● **What to produce**
Using the listing below, copy every line that mentions "anuales".

● **Data listing**
========
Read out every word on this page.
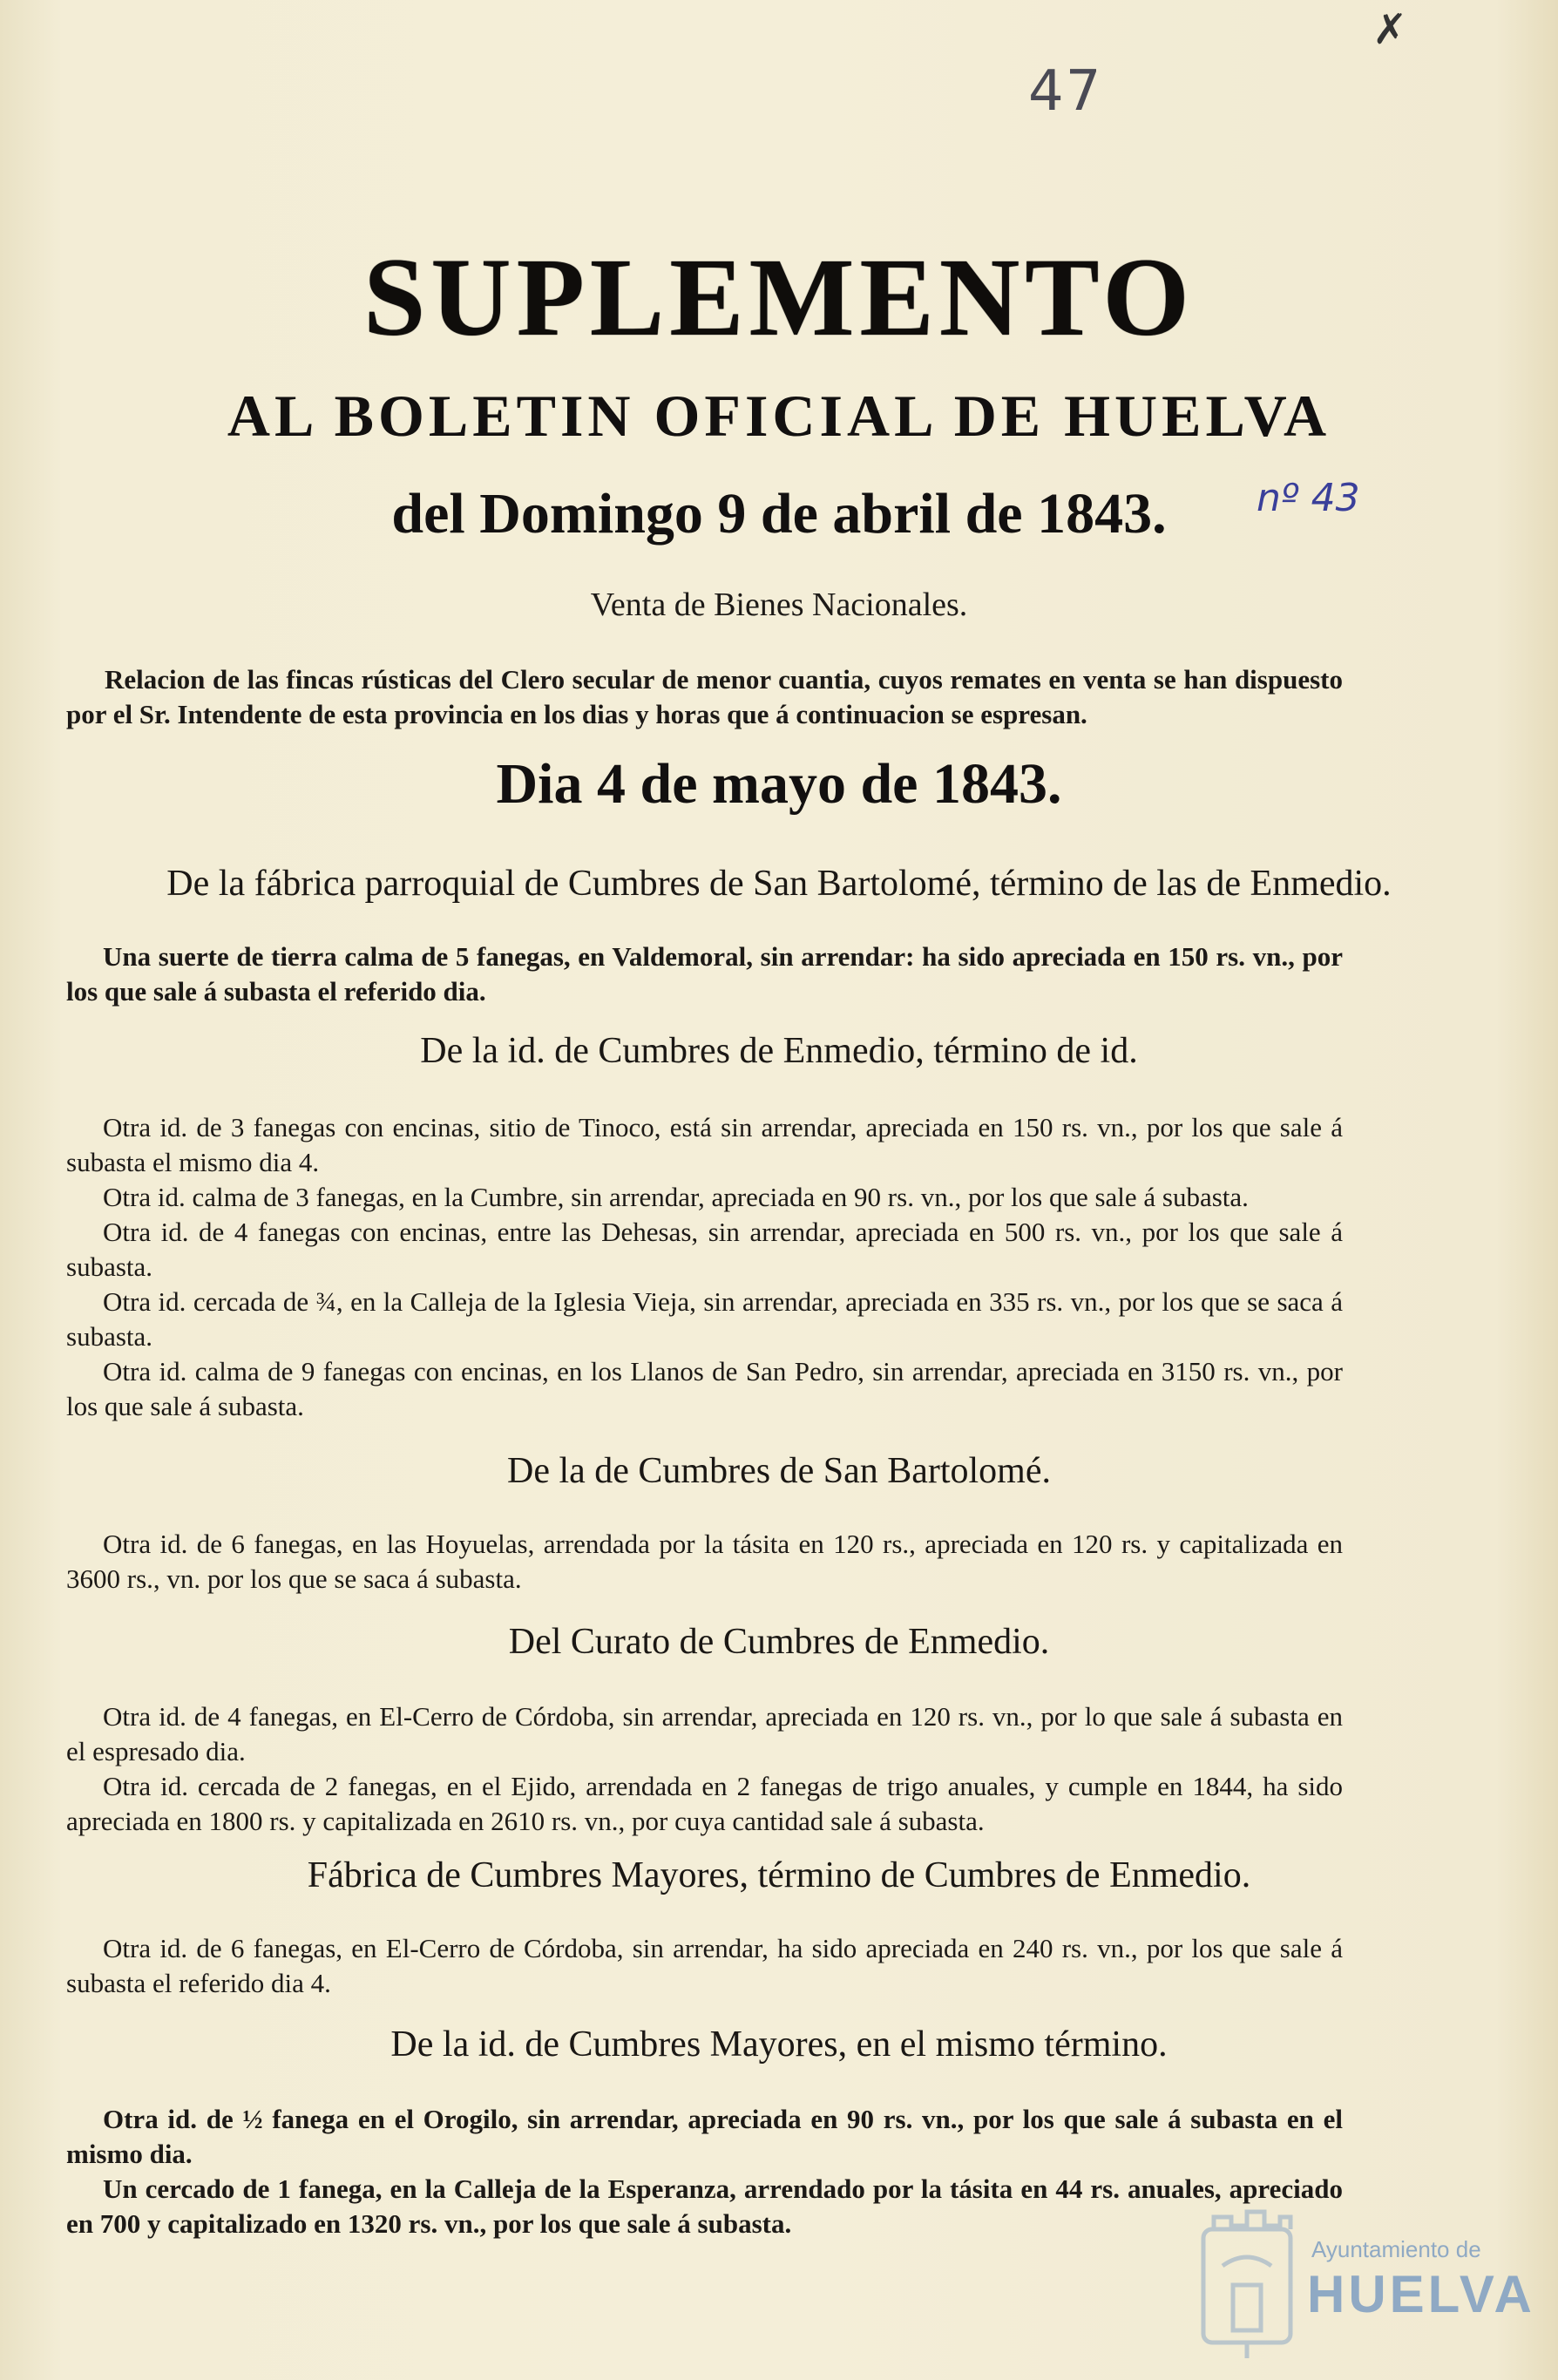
47
✗
nº 43
SUPLEMENTO
AL BOLETIN OFICIAL DE HUELVA
del Domingo 9 de abril de 1843.
Venta de Bienes Nacionales.
Relacion de las fincas rústicas del Clero secular de menor cuantia, cuyos remates en venta se han dispuesto por el Sr. Intendente de esta provincia en los dias y horas que á continuacion se espresan.
Dia 4 de mayo de 1843.
De la fábrica parroquial de Cumbres de San Bartolomé, término de las de Enmedio.

Una suerte de tierra calma de 5 fanegas, en Valdemoral, sin arrendar: ha sido apreciada en 150 rs. vn., por los que sale á subasta el referido dia.

De la id. de Cumbres de Enmedio, término de id.

Otra id. de 3 fanegas con encinas, sitio de Tinoco, está sin arrendar, apreciada en 150 rs. vn., por los que sale á subasta el mismo dia 4.

Otra id. calma de 3 fanegas, en la Cumbre, sin arrendar, apreciada en 90 rs. vn., por los que sale á subasta.

Otra id. de 4 fanegas con encinas, entre las Dehesas, sin arrendar, apreciada en 500 rs. vn., por los que sale á subasta.

Otra id. cercada de ¾, en la Calleja de la Iglesia Vieja, sin arrendar, apreciada en 335 rs. vn., por los que se saca á subasta.

Otra id. calma de 9 fanegas con encinas, en los Llanos de San Pedro, sin arrendar, apreciada en 3150 rs. vn., por los que sale á subasta.

De la de Cumbres de San Bartolomé.

Otra id. de 6 fanegas, en las Hoyuelas, arrendada por la tásita en 120 rs., apreciada en 120 rs. y capitalizada en 3600 rs., vn. por los que se saca á subasta.

Del Curato de Cumbres de Enmedio.

Otra id. de 4 fanegas, en El-Cerro de Córdoba, sin arrendar, apreciada en 120 rs. vn., por lo que sale á subasta en el espresado dia.

Otra id. cercada de 2 fanegas, en el Ejido, arrendada en 2 fanegas de trigo anuales, y cumple en 1844, ha sido apreciada en 1800 rs. y capitalizada en 2610 rs. vn., por cuya cantidad sale á subasta.

Fábrica de Cumbres Mayores, término de Cumbres de Enmedio.

Otra id. de 6 fanegas, en El-Cerro de Córdoba, sin arrendar, ha sido apreciada en 240 rs. vn., por los que sale á subasta el referido dia 4.

De la id. de Cumbres Mayores, en el mismo término.

Otra id. de ½ fanega en el Orogilo, sin arrendar, apreciada en 90 rs. vn., por los que sale á subasta en el mismo dia.

Un cercado de 1 fanega, en la Calleja de la Esperanza, arrendado por la tásita en 44 rs. anuales, apreciado en 700 y capitalizado en 1320 rs. vn., por los que sale á subasta.

Ayuntamiento de
HUELVA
========
● **Result**
Otra id. cercada de 2 fanegas, en el Ejido, arrendada en 2 fanegas de trigo anuales, y cumple en 1844, ha sido apreciada en 1800 rs. y capitalizada en 2610 rs. vn., por cuya cantidad sale á subasta.
Un cercado de 1 fanega, en la Calleja de la Esperanza, arrendado por la tásita en 44 rs. anuales, apreciado en 700 y capitalizado en 1320 rs. vn., por los que sale á subasta.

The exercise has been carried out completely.